> _TO DO_
Pull every line containing "Covid" out of the material below.

> _SOURCE DATA_
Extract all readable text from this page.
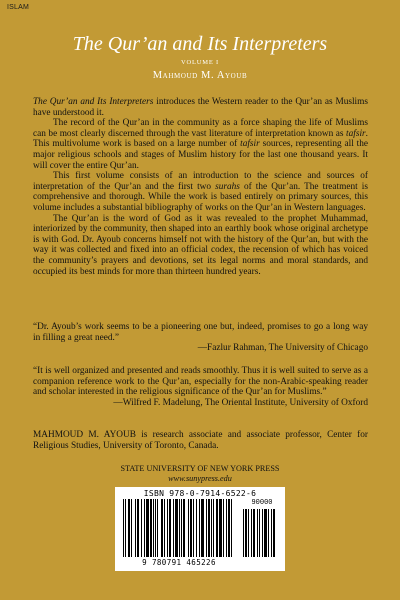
ISLAM
The Qur’an and Its Interpreters
VOLUME I
Mahmoud M. Ayoub

The Qur’an and Its Interpreters introduces the Western reader to the Qur’an as Muslims have understood it.

The record of the Qur’an in the community as a force shaping the life of Muslims can be most clearly discerned through the vast literature of interpretation known as tafsir. This multivolume work is based on a large number of tafsir sources, representing all the major religious schools and stages of Muslim history for the last one thousand years. It will cover the entire Qur’an.

This first volume consists of an introduction to the science and sources of interpretation of the Qur’an and the first two surahs of the Qur’an. The treatment is comprehensive and thorough. While the work is based entirely on primary sources, this volume includes a substantial bibliography of works on the Qur’an in Western languages.

The Qur’an is the word of God as it was revealed to the prophet Muhammad, interiorized by the community, then shaped into an earthly book whose original archetype is with God. Dr. Ayoub concerns himself not with the history of the Qur’an, but with the way it was collected and fixed into an official codex, the recension of which has voiced the community’s prayers and devotions, set its legal norms and moral standards, and occupied its best minds for more than thirteen hundred years.

“Dr. Ayoub’s work seems to be a pioneering one but, indeed, promises to go a long way in filling a great need.”

—Fazlur Rahman, The University of Chicago

“It is well organized and presented and reads smoothly. Thus it is well suited to serve as a companion reference work to the Qur’an, especially for the non-Arabic-speaking reader and scholar interested in the religious significance of the Qur’an for Muslims.”

—Wilfred F. Madelung, The Oriental Institute, University of Oxford

MAHMOUD M. AYOUB is research associate and associate professor, Center for Religious Studies, University of Toronto, Canada.
STATE UNIVERSITY OF NEW YORK PRESS
www.sunypress.edu
ISBN 978-0-7914-6522-6
90000
9 780791 465226
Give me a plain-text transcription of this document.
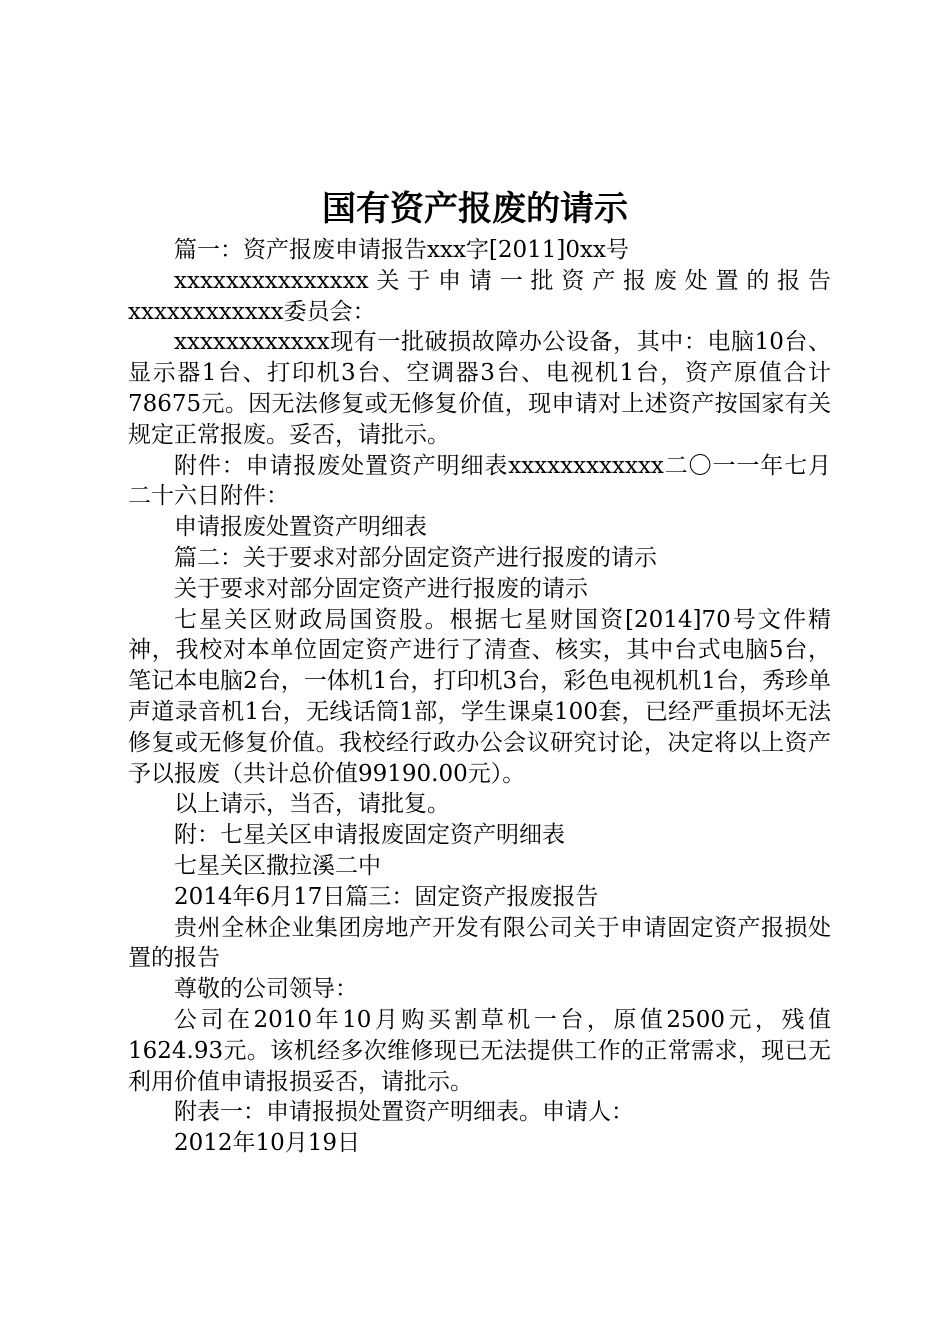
国有资产报废的请示

篇一：资产报废申请报告xxx字[2011]0xx号

xxxxxxxxxxxxxxx关于申请一批资产报废处置的报告xxxxxxxxxxxx委员会：

xxxxxxxxxxxx现有一批破损故障办公设备，其中：电脑10台、显示器1台、打印机3台、空调器3台、电视机1台，资产原值合计78675元。因无法修复或无修复价值，现申请对上述资产按国家有关规定正常报废。妥否，请批示。

附件：申请报废处置资产明细表xxxxxxxxxxxx二〇一一年七月二十六日附件：

申请报废处置资产明细表

篇二：关于要求对部分固定资产进行报废的请示

关于要求对部分固定资产进行报废的请示

七星关区财政局国资股。根据七星财国资[2014]70号文件精神，我校对本单位固定资产进行了清查、核实，其中台式电脑5台，笔记本电脑2台，一体机1台，打印机3台，彩色电视机机1台，秀珍单声道录音机1台，无线话筒1部，学生课桌100套，已经严重损坏无法修复或无修复价值。我校经行政办公会议研究讨论，决定将以上资产予以报废（共计总价值99190.00元）。

以上请示，当否，请批复。

附：七星关区申请报废固定资产明细表

七星关区撒拉溪二中

2014年6月17日篇三：固定资产报废报告

贵州全林企业集团房地产开发有限公司关于申请固定资产报损处置的报告

尊敬的公司领导：

公司在2010年10月购买割草机一台，原值2500元，残值1624.93元。该机经多次维修现已无法提供工作的正常需求，现已无利用价值申请报损妥否，请批示。

附表一：申请报损处置资产明细表。申请人：

2012年10月19日
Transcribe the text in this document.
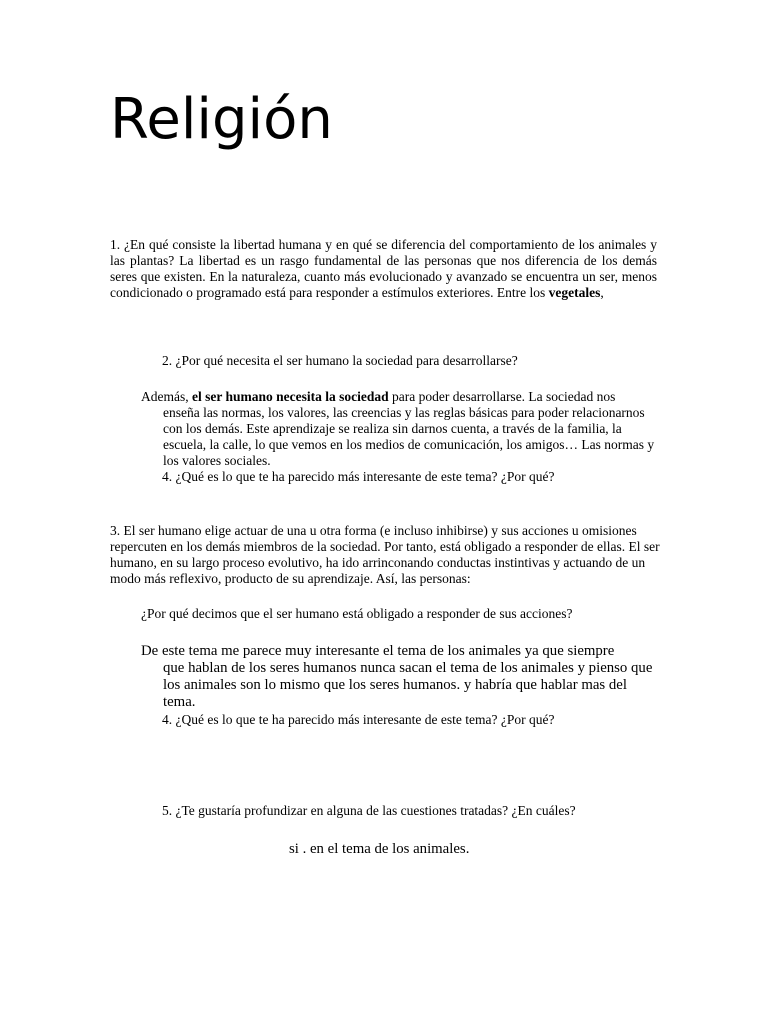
Religión

1. ¿En qué consiste la libertad humana y en qué se diferencia del comportamiento de los animales y las plantas? La libertad es un rasgo fundamental de las personas que nos diferencia de los demás seres que existen. En la naturaleza, cuanto más evolucionado y avanzado se encuentra un ser, menos condicionado o programado está para responder a estímulos exteriores. Entre los vegetales,

2. ¿Por qué necesita el ser humano la sociedad para desarrollarse?

Además, el ser humano necesita la sociedad para poder desarrollarse. La sociedad nos
enseña las normas, los valores, las creencias y las reglas básicas para poder relacionarnos con los demás. Este aprendizaje se realiza sin darnos cuenta, a través de la familia, la escuela, la calle, lo que vemos en los medios de comunicación, los amigos… Las normas y los valores sociales.

4. ¿Qué es lo que te ha parecido más interesante de este tema? ¿Por qué?

3. El ser humano elige actuar de una u otra forma (e incluso inhibirse) y sus acciones u omisiones repercuten en los demás miembros de la sociedad. Por tanto, está obligado a responder de ellas. El ser humano, en su largo proceso evolutivo, ha ido arrinconando conductas instintivas y actuando de un modo más reflexivo, producto de su aprendizaje. Así, las personas:

¿Por qué decimos que el ser humano está obligado a responder de sus acciones?

De este tema me parece muy interesante el tema de los animales ya que siempre
que hablan de los seres humanos nunca sacan el tema de los animales y pienso que los animales son lo mismo que los seres humanos. y habría que hablar mas del tema.

4. ¿Qué es lo que te ha parecido más interesante de este tema? ¿Por qué?

5. ¿Te gustaría profundizar en alguna de las cuestiones tratadas? ¿En cuáles?

si . en el tema de los animales.
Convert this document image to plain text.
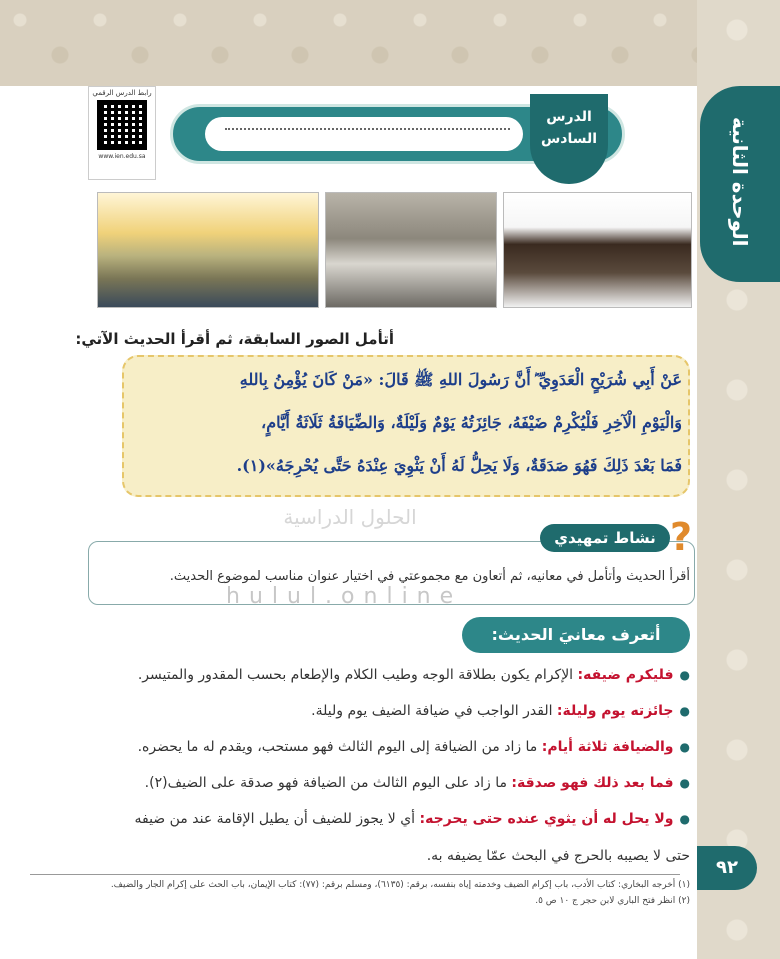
الوحدة الثانية
رابط الدرس الرقمي
www.ien.edu.sa
الدرس
السادس
أتأمل الصور السابقة، ثم أقرأ الحديث الآتي:
عَنْ أَبِي شُرَيْحٍ الْعَدَوِيِّ ؓ أَنَّ رَسُولَ اللهِ ﷺ قَالَ: «مَنْ كَانَ يُؤْمِنُ بِاللهِ
وَالْيَوْمِ الْآخِرِ فَلْيُكْرِمْ ضَيْفَهُ، جَائِزَتُهُ يَوْمٌ وَلَيْلَةٌ، وَالضِّيَافَةُ ثَلَاثَةُ أَيَّامٍ،
فَمَا بَعْدَ ذَلِكَ فَهُوَ صَدَقَةٌ، وَلَا يَحِلُّ لَهُ أَنْ يَثْوِيَ عِنْدَهُ حَتَّى يُحْرِجَهُ»(١).
الحلول الدراسية
hulul.online
نشاط تمهيدي ?
أقرأ الحديث وأتأمل في معانيه، ثم أتعاون مع مجموعتي في اختيار عنوان مناسب لموضوع الحديث.
أتعرف معانيَ الحديث:
●فليكرم ضيفه: الإكرام يكون بطلاقة الوجه وطيب الكلام والإطعام بحسب المقدور والمتيسر.
●جائزته يوم وليلة: القدر الواجب في ضيافة الضيف يوم وليلة.
●والضيافة ثلاثة أيام: ما زاد من الضيافة إلى اليوم الثالث فهو مستحب، ويقدم له ما يحضره.
●فما بعد ذلك فهو صدقة: ما زاد على اليوم الثالث من الضيافة فهو صدقة على الضيف(٢).
●ولا يحل له أن يثوي عنده حتى يحرجه: أي لا يجوز للضيف أن يطيل الإقامة عند من ضيفه
حتى لا يصيبه بالحرج في البحث عمّا يضيفه به.
٩٢
(١) أخرجه البخاري: كتاب الأدب، باب إكرام الضيف وخدمته إياه بنفسه، برقم: (٦١٣٥)، ومسلم برقم: (٧٧): كتاب الإيمان، باب الحث على إكرام الجار والضيف.
(٢) انظر فتح الباري لابن حجر ج ١٠ ص ٥.
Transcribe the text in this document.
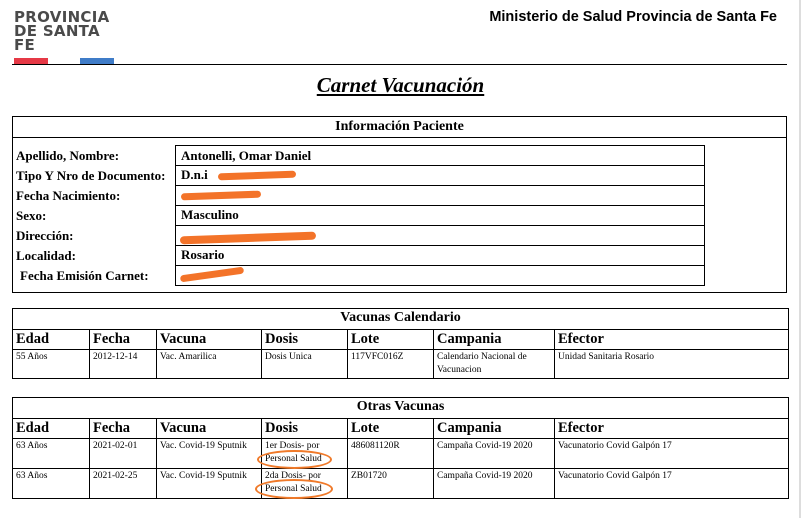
PROVINCIA
DE SANTA FE
Ministerio de Salud Provincia de Santa Fe
Carnet Vacunación
Información Paciente
Apellido, Nombre:	Antonelli, Omar Daniel
Tipo Y Nro de Documento:	D.n.i
Fecha Nacimiento:
Sexo:	Masculino
Dirección:
Localidad:	Rosario
Fecha Emisión Carnet:
Vacunas Calendario						
Edad	Fecha	Vacuna	Dosis	Lote	Campania	Efector
55 Años	2012-12-14	Vac. Amarilica	Dosis Unica	117VFC016Z	Calendario Nacional de Vacunacion	Unidad Sanitaria Rosario
Otras Vacunas						
Edad	Fecha	Vacuna	Dosis	Lote	Campania	Efector
63 Años	2021-02-01	Vac. Covid-19 Sputnik	1er Dosis- por Personal Salud	486081120R	Campaña Covid-19 2020	Vacunatorio Covid Galpón 17
63 Años	2021-02-25	Vac. Covid-19 Sputnik	2da Dosis- por Personal Salud	ZB01720	Campaña Covid-19 2020	Vacunatorio Covid Galpón 17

> _EXERCISE RESULT_
63 Años	2021-02-01	Vac. Covid-19 Sputnik	1er Dosis- por Personal Salud	486081120R	Campaña Covid-19 2020	Vacunatorio Covid Galpón 17
63 Años	2021-02-25	Vac. Covid-19 Sputnik	2da Dosis- por Personal Salud	ZB01720	Campaña Covid-19 2020	Vacunatorio Covid Galpón 17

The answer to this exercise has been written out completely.